— START Extracted records —

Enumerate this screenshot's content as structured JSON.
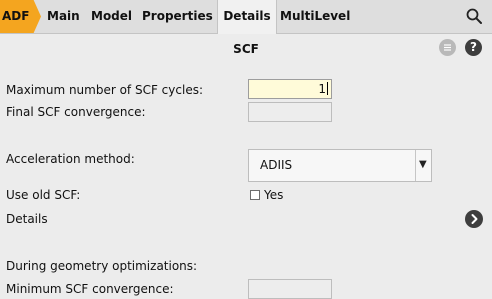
{
  "tabs": [
    {
      "label": "ADF"
    },
    {
      "label": "Main"
    },
    {
      "label": "Model"
    },
    {
      "label": "Properties"
    },
    {
      "label": "Details",
      "active": true
    },
    {
      "label": "MultiLevel"
    }
  ],
  "panel": {
    "title": "SCF",
    "help_label": "?"
  },
  "fields": {
    "max_scf_cycles_label": "Maximum number of SCF cycles:",
    "max_scf_cycles_value": "1",
    "final_convergence_label": "Final SCF convergence:",
    "final_convergence_value": "",
    "acceleration_label": "Acceleration method:",
    "acceleration_value": "ADIIS",
    "use_old_scf_label": "Use old SCF:",
    "use_old_scf_checkbox_label": "Yes",
    "use_old_scf_checked": false,
    "details_label": "Details",
    "geometry_opt_label": "During geometry optimizations:",
    "min_convergence_label": "Minimum SCF convergence:",
    "min_convergence_value": ""
  },
  "colors": {
    "accent": "#f4a51f",
    "active_input": "#fffbd9"
  },
  "icons": [
    "search-icon",
    "menu-icon",
    "help-icon",
    "chevron-right-icon",
    "dropdown-arrow-icon"
  ]
}
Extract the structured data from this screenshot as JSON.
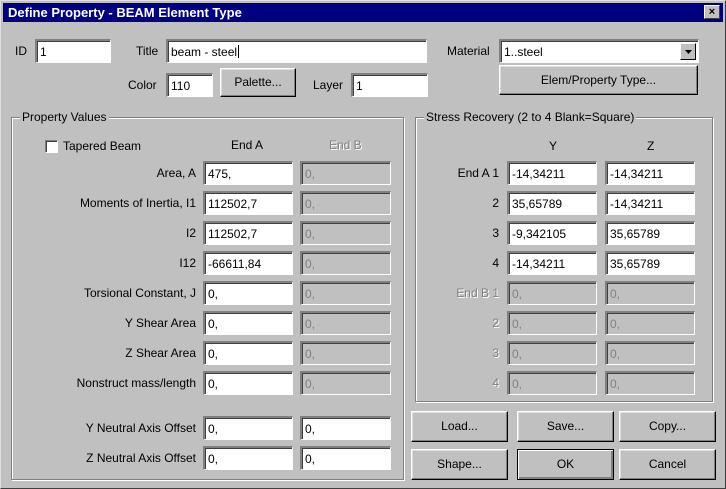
{
  "title": "Define Property - BEAM Element Type",
  "close_glyph": "×",
  "id_label": "ID",
  "id_value": "1",
  "title_label": "Title",
  "title_value": "beam - steel",
  "material_label": "Material",
  "material_value": "1..steel",
  "color_label": "Color",
  "color_value": "110",
  "palette_label": "Palette...",
  "layer_label": "Layer",
  "layer_value": "1",
  "elem_type_label": "Elem/Property Type...",
  "property_values": {
    "title": "Property Values",
    "tapered_label": "Tapered Beam",
    "end_a_header": "End A",
    "end_b_header": "End B",
    "rows": [
      {
        "label": "Area, A",
        "a": "475,",
        "b": "0,"
      },
      {
        "label": "Moments of Inertia, I1",
        "a": "112502,7",
        "b": "0,"
      },
      {
        "label": "I2",
        "a": "112502,7",
        "b": "0,"
      },
      {
        "label": "I12",
        "a": "-66611,84",
        "b": "0,"
      },
      {
        "label": "Torsional Constant, J",
        "a": "0,",
        "b": "0,"
      },
      {
        "label": "Y Shear Area",
        "a": "0,",
        "b": "0,"
      },
      {
        "label": "Z Shear Area",
        "a": "0,",
        "b": "0,"
      },
      {
        "label": "Nonstruct mass/length",
        "a": "0,",
        "b": "0,"
      },
      {
        "label": "Y Neutral Axis Offset",
        "a": "0,",
        "b": "0,"
      },
      {
        "label": "Z Neutral Axis Offset",
        "a": "0,",
        "b": "0,"
      }
    ]
  },
  "stress_recovery": {
    "title": "Stress Recovery (2 to 4 Blank=Square)",
    "y_header": "Y",
    "z_header": "Z",
    "rows": [
      {
        "label": "End A 1",
        "y": "-14,34211",
        "z": "-14,34211"
      },
      {
        "label": "2",
        "y": "35,65789",
        "z": "-14,34211"
      },
      {
        "label": "3",
        "y": "-9,342105",
        "z": "35,65789"
      },
      {
        "label": "4",
        "y": "-14,34211",
        "z": "35,65789"
      },
      {
        "label": "End B 1",
        "y": "0,",
        "z": "0,"
      },
      {
        "label": "2",
        "y": "0,",
        "z": "0,"
      },
      {
        "label": "3",
        "y": "0,",
        "z": "0,"
      },
      {
        "label": "4",
        "y": "0,",
        "z": "0,"
      }
    ]
  },
  "buttons": {
    "load": "Load...",
    "save": "Save...",
    "copy": "Copy...",
    "shape": "Shape...",
    "ok": "OK",
    "cancel": "Cancel"
  }
}
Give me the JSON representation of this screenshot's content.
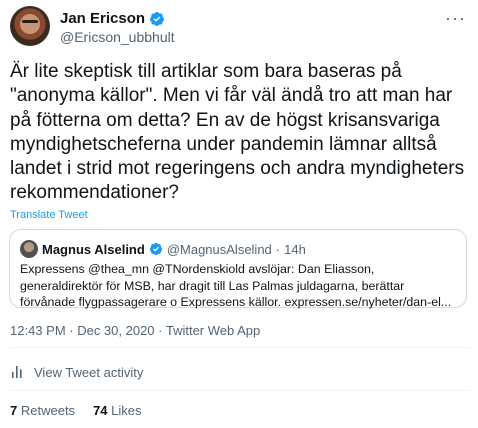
{
  "author": {
    "name": "Jan Ericson",
    "handle": "@Ericson_ubbhult",
    "more_icon": "more-horizontal-icon"
  },
  "tweet": {
    "text": "Är lite skeptisk till artiklar som bara baseras på \"anonyma källor\". Men vi får väl ändå tro att man har på fötterna om detta? En av de högst krisansvariga myndighetscheferna under pandemin lämnar alltså landet i strid mot regeringens och andra myndigheters rekommendationer?",
    "translate_label": "Translate Tweet"
  },
  "quote": {
    "name": "Magnus Alselind",
    "handle": "@MagnusAlselind",
    "separator": "·",
    "age": "14h",
    "text": "Expressens @thea_mn @TNordenskiold avslöjar: Dan Eliasson, generaldirektör för MSB, har dragit till Las Palmas juldagarna, berättar förvånade flygpassagerare o Expressens källor. expressen.se/nyheter/dan-el..."
  },
  "meta": {
    "time": "12:43 PM",
    "date": "Dec 30, 2020",
    "source": "Twitter Web App",
    "line": "12:43 PM · Dec 30, 2020 · Twitter Web App"
  },
  "activity": {
    "label": "View Tweet activity",
    "icon": "bar-chart-icon"
  },
  "stats": {
    "retweets_count": "7",
    "retweets_label": "Retweets",
    "likes_count": "74",
    "likes_label": "Likes"
  },
  "colors": {
    "accent": "#1d9bf0",
    "text": "#0f1419",
    "secondary": "#536471",
    "border": "#cfd9de"
  }
}
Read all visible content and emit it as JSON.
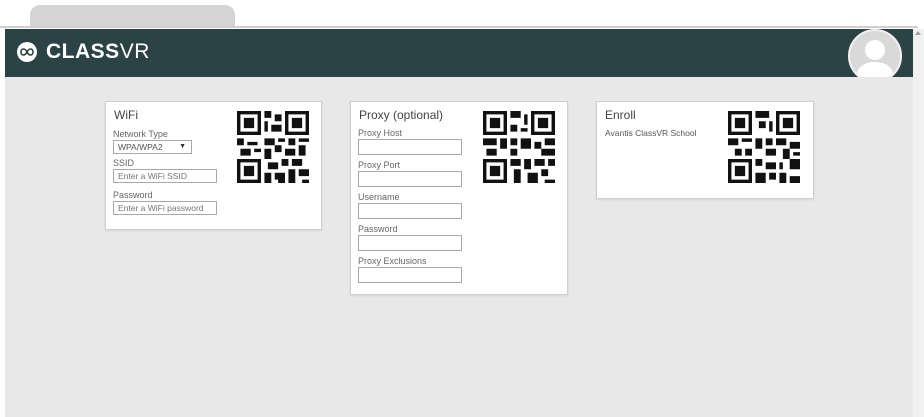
{
  "app": {
    "brand_bold": "CLASS",
    "brand_light": "VR"
  },
  "cards": {
    "wifi": {
      "title": "WiFi",
      "network_type_label": "Network Type",
      "network_type_value": "WPA/WPA2",
      "ssid_label": "SSID",
      "ssid_placeholder": "Enter a WiFi SSID",
      "password_label": "Password",
      "password_placeholder": "Enter a WiFi password"
    },
    "proxy": {
      "title": "Proxy (optional)",
      "host_label": "Proxy Host",
      "port_label": "Proxy Port",
      "username_label": "Username",
      "password_label": "Password",
      "exclusions_label": "Proxy Exclusions"
    },
    "enroll": {
      "title": "Enroll",
      "school_name": "Avantis ClassVR School"
    }
  },
  "icons": {
    "logo": "infinity-icon",
    "avatar": "user-avatar-icon",
    "qr": "qr-code-icon"
  },
  "colors": {
    "header": "#2b4345",
    "background": "#e8e8e8",
    "card": "#ffffff"
  }
}
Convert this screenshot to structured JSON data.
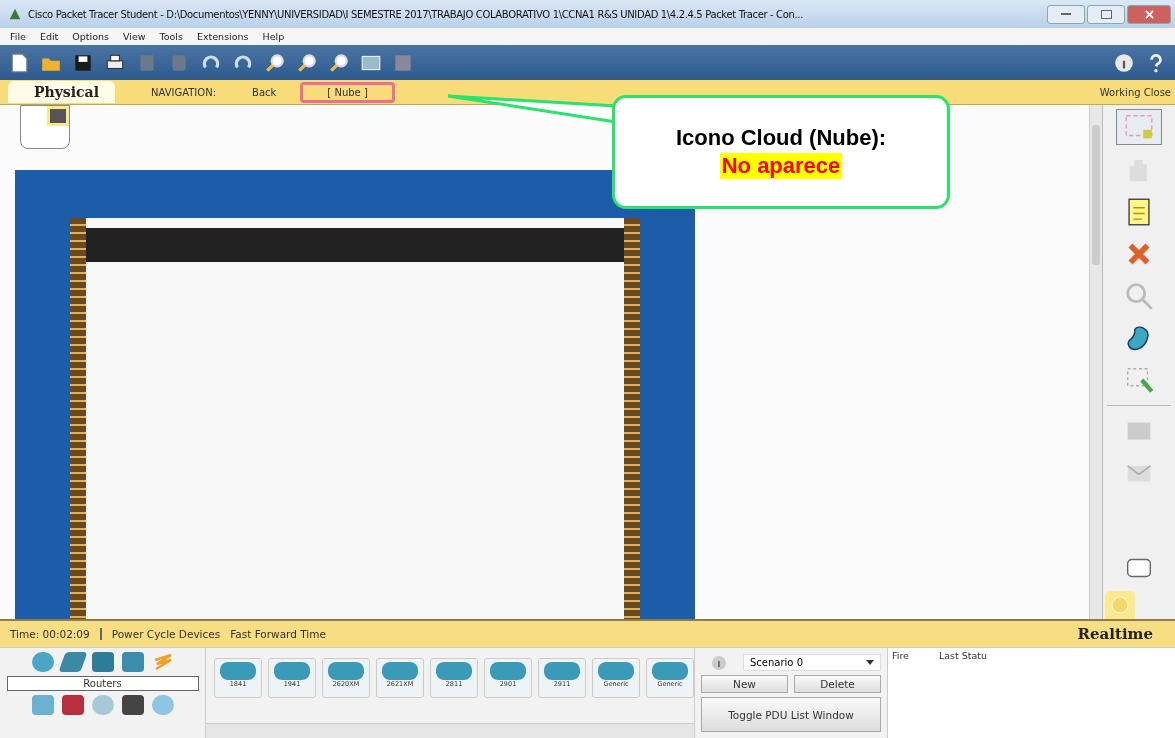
{
  "window": {
    "title": "Cisco Packet Tracer Student - D:\\Documentos\\YENNY\\UNIVERSIDAD\\I SEMESTRE 2017\\TRABAJO COLABORATIVO 1\\CCNA1 R&S UNIDAD 1\\4.2.4.5 Packet Tracer - Con..."
  },
  "menu": [
    "File",
    "Edit",
    "Options",
    "View",
    "Tools",
    "Extensions",
    "Help"
  ],
  "navigation": {
    "tab": "Physical",
    "label": "NAVIGATION:",
    "back": "Back",
    "location": "[ Nube ]",
    "right": "Working Close"
  },
  "callout": {
    "title": "Icono Cloud (Nube):",
    "highlight": "No aparece"
  },
  "status_bar": {
    "time": "Time: 00:02:09",
    "actions": [
      "Power Cycle Devices",
      "Fast Forward Time"
    ],
    "mode": "Realtime"
  },
  "device_panel": {
    "category": "Routers",
    "models": [
      "1841",
      "1941",
      "2620XM",
      "2621XM",
      "2811",
      "2901",
      "2911",
      "Generic",
      "Generic"
    ]
  },
  "scenario": {
    "name": "Scenario 0",
    "buttons": [
      "New",
      "Delete"
    ],
    "toggle": "Toggle PDU List Window"
  },
  "pdu_list": {
    "columns": [
      "Fire",
      "Last Statu"
    ]
  }
}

— END Extracted records —

Instructions for the task: Skipping the pictures, transcribe each line above exactly as it appears.

Reply to the exercise:
Enumerate this screenshot's content as structured JSON.
{
  "tabs": [
    {
      "label": "ADF"
    },
    {
      "label": "Main"
    },
    {
      "label": "Model"
    },
    {
      "label": "Properties"
    },
    {
      "label": "Details",
      "active": true
    },
    {
      "label": "MultiLevel"
    }
  ],
  "panel": {
    "title": "SCF",
    "help_label": "?"
  },
  "fields": {
    "max_scf_cycles_label": "Maximum number of SCF cycles:",
    "max_scf_cycles_value": "1",
    "final_convergence_label": "Final SCF convergence:",
    "final_convergence_value": "",
    "acceleration_label": "Acceleration method:",
    "acceleration_value": "ADIIS",
    "use_old_scf_label": "Use old SCF:",
    "use_old_scf_checkbox_label": "Yes",
    "use_old_scf_checked": false,
    "details_label": "Details",
    "geometry_opt_label": "During geometry optimizations:",
    "min_convergence_label": "Minimum SCF convergence:",
    "min_convergence_value": ""
  },
  "colors": {
    "accent": "#f4a51f",
    "active_input": "#fffbd9"
  },
  "icons": [
    "search-icon",
    "menu-icon",
    "help-icon",
    "chevron-right-icon",
    "dropdown-arrow-icon"
  ]
}
Extract the structured data from this screenshot as JSON.
{
  "title": "Define Property - BEAM Element Type",
  "close_glyph": "×",
  "id_label": "ID",
  "id_value": "1",
  "title_label": "Title",
  "title_value": "beam - steel",
  "material_label": "Material",
  "material_value": "1..steel",
  "color_label": "Color",
  "color_value": "110",
  "palette_label": "Palette...",
  "layer_label": "Layer",
  "layer_value": "1",
  "elem_type_label": "Elem/Property Type...",
  "property_values": {
    "title": "Property Values",
    "tapered_label": "Tapered Beam",
    "end_a_header": "End A",
    "end_b_header": "End B",
    "rows": [
      {
        "label": "Area, A",
        "a": "475,",
        "b": "0,"
      },
      {
        "label": "Moments of Inertia, I1",
        "a": "112502,7",
        "b": "0,"
      },
      {
        "label": "I2",
        "a": "112502,7",
        "b": "0,"
      },
      {
        "label": "I12",
        "a": "-66611,84",
        "b": "0,"
      },
      {
        "label": "Torsional Constant, J",
        "a": "0,",
        "b": "0,"
      },
      {
        "label": "Y Shear Area",
        "a": "0,",
        "b": "0,"
      },
      {
        "label": "Z Shear Area",
        "a": "0,",
        "b": "0,"
      },
      {
        "label": "Nonstruct mass/length",
        "a": "0,",
        "b": "0,"
      },
      {
        "label": "Y Neutral Axis Offset",
        "a": "0,",
        "b": "0,"
      },
      {
        "label": "Z Neutral Axis Offset",
        "a": "0,",
        "b": "0,"
      }
    ]
  },
  "stress_recovery": {
    "title": "Stress Recovery (2 to 4 Blank=Square)",
    "y_header": "Y",
    "z_header": "Z",
    "rows": [
      {
        "label": "End A 1",
        "y": "-14,34211",
        "z": "-14,34211"
      },
      {
        "label": "2",
        "y": "35,65789",
        "z": "-14,34211"
      },
      {
        "label": "3",
        "y": "-9,342105",
        "z": "35,65789"
      },
      {
        "label": "4",
        "y": "-14,34211",
        "z": "35,65789"
      },
      {
        "label": "End B 1",
        "y": "0,",
        "z": "0,"
      },
      {
        "label": "2",
        "y": "0,",
        "z": "0,"
      },
      {
        "label": "3",
        "y": "0,",
        "z": "0,"
      },
      {
        "label": "4",
        "y": "0,",
        "z": "0,"
      }
    ]
  },
  "buttons": {
    "load": "Load...",
    "save": "Save...",
    "copy": "Copy...",
    "shape": "Shape...",
    "ok": "OK",
    "cancel": "Cancel"
  }
}
Give me the JSON representation of this screenshot's content.
{
  "author": {
    "name": "Jan Ericson",
    "handle": "@Ericson_ubbhult",
    "more_icon": "more-horizontal-icon"
  },
  "tweet": {
    "text": "Är lite skeptisk till artiklar som bara baseras på \"anonyma källor\". Men vi får väl ändå tro att man har på fötterna om detta? En av de högst krisansvariga myndighetscheferna under pandemin lämnar alltså landet i strid mot regeringens och andra myndigheters rekommendationer?",
    "translate_label": "Translate Tweet"
  },
  "quote": {
    "name": "Magnus Alselind",
    "handle": "@MagnusAlselind",
    "separator": "·",
    "age": "14h",
    "text": "Expressens @thea_mn @TNordenskiold avslöjar: Dan Eliasson, generaldirektör för MSB, har dragit till Las Palmas juldagarna, berättar förvånade flygpassagerare o Expressens källor. expressen.se/nyheter/dan-el..."
  },
  "meta": {
    "time": "12:43 PM",
    "date": "Dec 30, 2020",
    "source": "Twitter Web App",
    "line": "12:43 PM · Dec 30, 2020 · Twitter Web App"
  },
  "activity": {
    "label": "View Tweet activity",
    "icon": "bar-chart-icon"
  },
  "stats": {
    "retweets_count": "7",
    "retweets_label": "Retweets",
    "likes_count": "74",
    "likes_label": "Likes"
  },
  "colors": {
    "accent": "#1d9bf0",
    "text": "#0f1419",
    "secondary": "#536471",
    "border": "#cfd9de"
  }
}
Read all visible content and emit it as JSON.
{
  "app": {
    "brand_bold": "CLASS",
    "brand_light": "VR"
  },
  "cards": {
    "wifi": {
      "title": "WiFi",
      "network_type_label": "Network Type",
      "network_type_value": "WPA/WPA2",
      "ssid_label": "SSID",
      "ssid_placeholder": "Enter a WiFi SSID",
      "password_label": "Password",
      "password_placeholder": "Enter a WiFi password"
    },
    "proxy": {
      "title": "Proxy (optional)",
      "host_label": "Proxy Host",
      "port_label": "Proxy Port",
      "username_label": "Username",
      "password_label": "Password",
      "exclusions_label": "Proxy Exclusions"
    },
    "enroll": {
      "title": "Enroll",
      "school_name": "Avantis ClassVR School"
    }
  },
  "icons": {
    "logo": "infinity-icon",
    "avatar": "user-avatar-icon",
    "qr": "qr-code-icon"
  },
  "colors": {
    "header": "#2b4345",
    "background": "#e8e8e8",
    "card": "#ffffff"
  }
}
Convert this screenshot to structured JSON data.
{
  "window": {
    "title": "Cisco Packet Tracer Student - D:\\Documentos\\YENNY\\UNIVERSIDAD\\I SEMESTRE 2017\\TRABAJO COLABORATIVO 1\\CCNA1 R&S UNIDAD 1\\4.2.4.5 Packet Tracer - Con..."
  },
  "menu": [
    "File",
    "Edit",
    "Options",
    "View",
    "Tools",
    "Extensions",
    "Help"
  ],
  "navigation": {
    "tab": "Physical",
    "label": "NAVIGATION:",
    "back": "Back",
    "location": "[ Nube ]",
    "right": "Working Close"
  },
  "callout": {
    "title": "Icono Cloud (Nube):",
    "highlight": "No aparece"
  },
  "status_bar": {
    "time": "Time: 00:02:09",
    "actions": [
      "Power Cycle Devices",
      "Fast Forward Time"
    ],
    "mode": "Realtime"
  },
  "device_panel": {
    "category": "Routers",
    "models": [
      "1841",
      "1941",
      "2620XM",
      "2621XM",
      "2811",
      "2901",
      "2911",
      "Generic",
      "Generic"
    ]
  },
  "scenario": {
    "name": "Scenario 0",
    "buttons": [
      "New",
      "Delete"
    ],
    "toggle": "Toggle PDU List Window"
  },
  "pdu_list": {
    "columns": [
      "Fire",
      "Last Statu"
    ]
  }
}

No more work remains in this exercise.